==== 抜粋本文
さらに、生地が織布であれば通水するので、該フィルムによって防水性を付与することが可能となる。
また、フィルムに接着剤を塗布し乾燥した後、接着活性温度まで加熱した状態で生地と貼合わせる際に、高温において高い溶融張力を有する物性が、優れた加工適性を示していた。
【0004】
しかし、近年において、環境汚染問題が重要視されており、塩素を含む可塑化塩化ビニルの使用は、あらゆる分野で問題視されている。特に、塩化ビニルフィルムを含む鞄等の表皮材廃棄物を焼却する際に、ダイオキシンを発生する等の問題が生じている。
【0005】
このため、最近では塩化ビニルの代替材料として、ポリオレフィン系樹脂が注目されている。しかし、ポリオレフィン系樹脂フィルムは塩化ビニルフィルムと異なり、接着加工ラインに適した耐熱性と最終製品の風合いとが相反する特性であるため、両立させることは困難であった。
========
▶ **課題内容**:
**1)** 抜粋本文では、フィルムを生地と貼り合わせるまでにいくつかの作業が挙げられています。それらを記載の順にすべて書き出してください。
**2)** 塩化ビニルフィルムの代替材料を扱った抜粋本文を、最後の文の後から続けて書いてください。
==== 元データ
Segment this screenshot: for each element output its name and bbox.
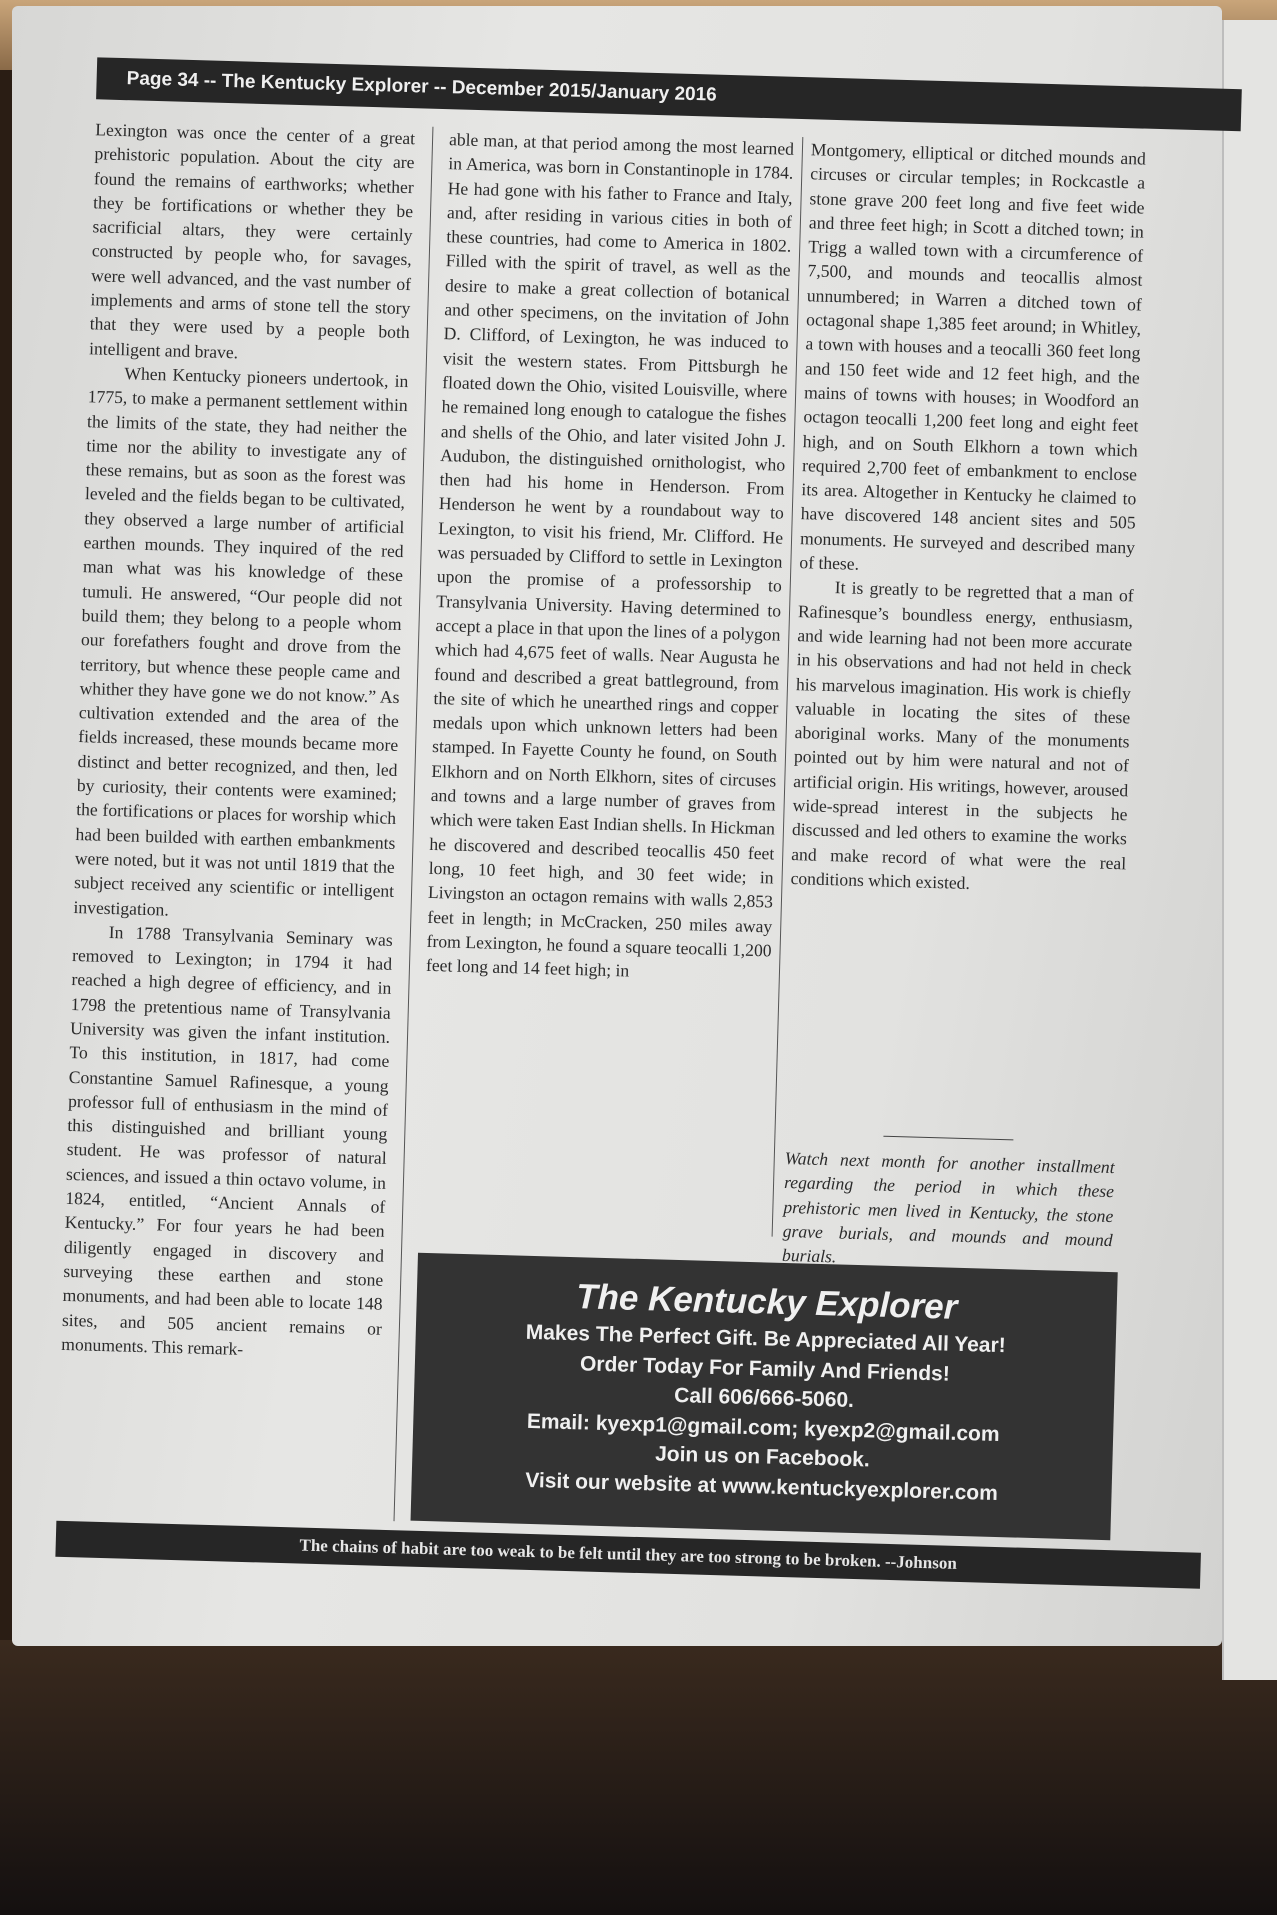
========
▶ **解答結果**:
**1)**
1. フィルムに接着剤を塗布する
2. 乾燥する
3. 接着活性温度まで加熱する
4. 生地と貼り合わせる

**2)**
【0006】
この問題を解決するために、例えば特開平6−927号公報には、プロピレンと種々のα−オレフィンとのランダム共重合体を主成分とする層の両面にランダムポリプロピレンを主成分とする層が積層された、塩化ビニルフィルム代替ポリオレフィン系樹脂フィルムが提案されている。
【0007】
しかしながら、このポリオレフィン系樹脂フィルムは現行製品ほど柔軟性や風合いがなく、耐熱性が低く、しかも加工特性も劣っていた。
これらの問題点を解決するために、さらに柔軟性を有する樹脂が検討されてきたが、柔軟性を有するポリオレフィン系樹脂は低融点の傾向があり、加熱接着工程において耐熱性を維持することができず、溶融した樹脂層が搬送ロールに付着して、作業性や品質を損なうという問題点があった。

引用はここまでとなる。